Extract each line of the data and write it out again exactly.

..........

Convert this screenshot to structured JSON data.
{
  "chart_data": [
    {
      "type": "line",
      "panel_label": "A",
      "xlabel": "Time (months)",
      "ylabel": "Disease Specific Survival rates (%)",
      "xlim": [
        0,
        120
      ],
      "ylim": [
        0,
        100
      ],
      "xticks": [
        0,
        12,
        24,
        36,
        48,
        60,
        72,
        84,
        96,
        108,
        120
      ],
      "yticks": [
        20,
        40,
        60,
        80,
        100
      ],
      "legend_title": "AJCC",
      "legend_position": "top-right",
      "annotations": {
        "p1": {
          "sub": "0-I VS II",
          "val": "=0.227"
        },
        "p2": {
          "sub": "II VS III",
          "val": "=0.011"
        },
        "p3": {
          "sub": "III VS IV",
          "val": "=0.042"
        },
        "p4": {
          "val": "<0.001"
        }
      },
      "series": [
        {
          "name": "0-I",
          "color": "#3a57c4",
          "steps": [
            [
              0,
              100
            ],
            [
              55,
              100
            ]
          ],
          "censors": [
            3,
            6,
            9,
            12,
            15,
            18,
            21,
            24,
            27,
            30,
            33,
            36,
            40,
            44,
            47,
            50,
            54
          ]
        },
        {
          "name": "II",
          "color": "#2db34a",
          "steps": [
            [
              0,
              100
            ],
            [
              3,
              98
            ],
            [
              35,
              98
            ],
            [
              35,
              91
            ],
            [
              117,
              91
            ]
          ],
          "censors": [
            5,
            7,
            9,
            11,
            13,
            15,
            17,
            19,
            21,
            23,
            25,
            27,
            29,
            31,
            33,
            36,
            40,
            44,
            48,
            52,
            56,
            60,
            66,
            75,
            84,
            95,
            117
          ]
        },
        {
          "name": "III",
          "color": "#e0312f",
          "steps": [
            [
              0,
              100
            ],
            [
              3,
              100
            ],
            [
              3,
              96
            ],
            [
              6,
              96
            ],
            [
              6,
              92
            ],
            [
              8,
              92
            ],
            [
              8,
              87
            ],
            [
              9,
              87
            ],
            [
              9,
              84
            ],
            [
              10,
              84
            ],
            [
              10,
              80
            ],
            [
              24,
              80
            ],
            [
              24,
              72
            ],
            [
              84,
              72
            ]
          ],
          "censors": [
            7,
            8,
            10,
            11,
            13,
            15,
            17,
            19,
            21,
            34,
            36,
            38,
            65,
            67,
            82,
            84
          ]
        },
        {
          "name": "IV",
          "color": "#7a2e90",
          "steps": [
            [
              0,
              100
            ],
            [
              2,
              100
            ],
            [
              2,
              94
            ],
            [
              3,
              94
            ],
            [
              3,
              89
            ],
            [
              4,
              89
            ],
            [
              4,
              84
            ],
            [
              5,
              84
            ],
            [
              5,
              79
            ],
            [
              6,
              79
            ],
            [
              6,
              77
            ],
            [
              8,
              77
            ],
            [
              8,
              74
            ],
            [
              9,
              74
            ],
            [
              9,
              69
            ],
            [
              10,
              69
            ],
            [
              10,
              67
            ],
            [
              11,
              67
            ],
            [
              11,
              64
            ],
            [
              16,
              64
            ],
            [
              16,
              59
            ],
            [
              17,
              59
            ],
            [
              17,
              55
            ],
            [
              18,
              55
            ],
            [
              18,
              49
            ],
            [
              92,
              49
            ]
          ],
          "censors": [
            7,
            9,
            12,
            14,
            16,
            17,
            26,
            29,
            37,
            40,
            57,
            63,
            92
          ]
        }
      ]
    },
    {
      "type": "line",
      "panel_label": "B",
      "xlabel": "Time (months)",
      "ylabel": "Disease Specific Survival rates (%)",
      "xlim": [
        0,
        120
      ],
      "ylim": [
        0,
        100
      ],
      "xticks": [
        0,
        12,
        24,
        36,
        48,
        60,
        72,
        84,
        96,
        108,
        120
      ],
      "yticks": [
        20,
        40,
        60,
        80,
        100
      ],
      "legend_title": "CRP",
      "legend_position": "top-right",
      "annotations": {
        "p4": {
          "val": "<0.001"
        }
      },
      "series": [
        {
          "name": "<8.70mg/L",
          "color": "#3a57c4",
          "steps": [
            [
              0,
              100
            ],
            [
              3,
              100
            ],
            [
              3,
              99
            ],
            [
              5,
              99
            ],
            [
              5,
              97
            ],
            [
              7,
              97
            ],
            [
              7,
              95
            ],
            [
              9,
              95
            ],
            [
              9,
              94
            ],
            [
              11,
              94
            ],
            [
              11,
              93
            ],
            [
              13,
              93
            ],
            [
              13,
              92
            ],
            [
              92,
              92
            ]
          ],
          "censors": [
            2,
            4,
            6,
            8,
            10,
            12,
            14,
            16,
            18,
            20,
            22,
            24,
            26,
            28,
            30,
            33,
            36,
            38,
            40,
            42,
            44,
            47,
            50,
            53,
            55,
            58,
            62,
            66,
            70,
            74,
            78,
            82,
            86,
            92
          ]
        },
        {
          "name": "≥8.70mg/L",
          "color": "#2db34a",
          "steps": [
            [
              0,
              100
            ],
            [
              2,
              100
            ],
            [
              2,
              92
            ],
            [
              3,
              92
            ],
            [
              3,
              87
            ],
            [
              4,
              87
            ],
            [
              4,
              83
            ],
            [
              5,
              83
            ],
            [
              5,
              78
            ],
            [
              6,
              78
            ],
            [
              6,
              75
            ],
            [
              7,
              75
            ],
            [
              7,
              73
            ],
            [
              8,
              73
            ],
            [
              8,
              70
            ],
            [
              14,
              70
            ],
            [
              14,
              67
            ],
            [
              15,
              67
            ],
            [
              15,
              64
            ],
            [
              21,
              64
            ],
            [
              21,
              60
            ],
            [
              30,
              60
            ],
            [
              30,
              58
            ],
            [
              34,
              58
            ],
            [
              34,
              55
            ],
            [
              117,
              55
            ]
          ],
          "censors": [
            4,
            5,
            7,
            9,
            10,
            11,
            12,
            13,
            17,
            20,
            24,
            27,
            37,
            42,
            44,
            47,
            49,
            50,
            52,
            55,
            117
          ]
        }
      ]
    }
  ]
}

..........

◆ **Full output**
Convert this screenshot to structured JSON data.
{
  "chart_data": [
    {
      "type": "line",
      "panel_label": "A",
      "xlabel": "Time (months)",
      "ylabel": "Disease Specific Survival rates (%)",
      "xlim": [
        0,
        120
      ],
      "ylim": [
        0,
        100
      ],
      "xticks": [
        0,
        12,
        24,
        36,
        48,
        60,
        72,
        84,
        96,
        108,
        120
      ],
      "yticks": [
        20,
        40,
        60,
        80,
        100
      ],
      "legend_title": "AJCC",
      "legend_position": "top-right",
      "annotations": {
        "p1": {
          "sub": "0-I VS II",
          "val": "=0.227"
        },
        "p2": {
          "sub": "II VS III",
          "val": "=0.011"
        },
        "p3": {
          "sub": "III VS IV",
          "val": "=0.042"
        },
        "p4": {
          "val": "<0.001"
        }
      },
      "series": [
        {
          "name": "0-I",
          "color": "#3a57c4",
          "steps": [
            [
              0,
              100
            ],
            [
              55,
              100
            ]
          ],
          "censors": [
            3,
            6,
            9,
            12,
            15,
            18,
            21,
            24,
            27,
            30,
            33,
            36,
            40,
            44,
            47,
            50,
            54
          ]
        },
        {
          "name": "II",
          "color": "#2db34a",
          "steps": [
            [
              0,
              100
            ],
            [
              3,
              98
            ],
            [
              35,
              98
            ],
            [
              35,
              91
            ],
            [
              117,
              91
            ]
          ],
          "censors": [
            5,
            7,
            9,
            11,
            13,
            15,
            17,
            19,
            21,
            23,
            25,
            27,
            29,
            31,
            33,
            36,
            40,
            44,
            48,
            52,
            56,
            60,
            66,
            75,
            84,
            95,
            117
          ]
        },
        {
          "name": "III",
          "color": "#e0312f",
          "steps": [
            [
              0,
              100
            ],
            [
              3,
              100
            ],
            [
              3,
              96
            ],
            [
              6,
              96
            ],
            [
              6,
              92
            ],
            [
              8,
              92
            ],
            [
              8,
              87
            ],
            [
              9,
              87
            ],
            [
              9,
              84
            ],
            [
              10,
              84
            ],
            [
              10,
              80
            ],
            [
              24,
              80
            ],
            [
              24,
              72
            ],
            [
              84,
              72
            ]
          ],
          "censors": [
            7,
            8,
            10,
            11,
            13,
            15,
            17,
            19,
            21,
            34,
            36,
            38,
            65,
            67,
            82,
            84
          ]
        },
        {
          "name": "IV",
          "color": "#7a2e90",
          "steps": [
            [
              0,
              100
            ],
            [
              2,
              100
            ],
            [
              2,
              94
            ],
            [
              3,
              94
            ],
            [
              3,
              89
            ],
            [
              4,
              89
            ],
            [
              4,
              84
            ],
            [
              5,
              84
            ],
            [
              5,
              79
            ],
            [
              6,
              79
            ],
            [
              6,
              77
            ],
            [
              8,
              77
            ],
            [
              8,
              74
            ],
            [
              9,
              74
            ],
            [
              9,
              69
            ],
            [
              10,
              69
            ],
            [
              10,
              67
            ],
            [
              11,
              67
            ],
            [
              11,
              64
            ],
            [
              16,
              64
            ],
            [
              16,
              59
            ],
            [
              17,
              59
            ],
            [
              17,
              55
            ],
            [
              18,
              55
            ],
            [
              18,
              49
            ],
            [
              92,
              49
            ]
          ],
          "censors": [
            7,
            9,
            12,
            14,
            16,
            17,
            26,
            29,
            37,
            40,
            57,
            63,
            92
          ]
        }
      ]
    },
    {
      "type": "line",
      "panel_label": "B",
      "xlabel": "Time (months)",
      "ylabel": "Disease Specific Survival rates (%)",
      "xlim": [
        0,
        120
      ],
      "ylim": [
        0,
        100
      ],
      "xticks": [
        0,
        12,
        24,
        36,
        48,
        60,
        72,
        84,
        96,
        108,
        120
      ],
      "yticks": [
        20,
        40,
        60,
        80,
        100
      ],
      "legend_title": "CRP",
      "legend_position": "top-right",
      "annotations": {
        "p4": {
          "val": "<0.001"
        }
      },
      "series": [
        {
          "name": "<8.70mg/L",
          "color": "#3a57c4",
          "steps": [
            [
              0,
              100
            ],
            [
              3,
              100
            ],
            [
              3,
              99
            ],
            [
              5,
              99
            ],
            [
              5,
              97
            ],
            [
              7,
              97
            ],
            [
              7,
              95
            ],
            [
              9,
              95
            ],
            [
              9,
              94
            ],
            [
              11,
              94
            ],
            [
              11,
              93
            ],
            [
              13,
              93
            ],
            [
              13,
              92
            ],
            [
              92,
              92
            ]
          ],
          "censors": [
            2,
            4,
            6,
            8,
            10,
            12,
            14,
            16,
            18,
            20,
            22,
            24,
            26,
            28,
            30,
            33,
            36,
            38,
            40,
            42,
            44,
            47,
            50,
            53,
            55,
            58,
            62,
            66,
            70,
            74,
            78,
            82,
            86,
            92
          ]
        },
        {
          "name": "≥8.70mg/L",
          "color": "#2db34a",
          "steps": [
            [
              0,
              100
            ],
            [
              2,
              100
            ],
            [
              2,
              92
            ],
            [
              3,
              92
            ],
            [
              3,
              87
            ],
            [
              4,
              87
            ],
            [
              4,
              83
            ],
            [
              5,
              83
            ],
            [
              5,
              78
            ],
            [
              6,
              78
            ],
            [
              6,
              75
            ],
            [
              7,
              75
            ],
            [
              7,
              73
            ],
            [
              8,
              73
            ],
            [
              8,
              70
            ],
            [
              14,
              70
            ],
            [
              14,
              67
            ],
            [
              15,
              67
            ],
            [
              15,
              64
            ],
            [
              21,
              64
            ],
            [
              21,
              60
            ],
            [
              30,
              60
            ],
            [
              30,
              58
            ],
            [
              34,
              58
            ],
            [
              34,
              55
            ],
            [
              117,
              55
            ]
          ],
          "censors": [
            4,
            5,
            7,
            9,
            10,
            11,
            12,
            13,
            17,
            20,
            24,
            27,
            37,
            42,
            44,
            47,
            49,
            50,
            52,
            55,
            117
          ]
        }
      ]
    }
  ]
}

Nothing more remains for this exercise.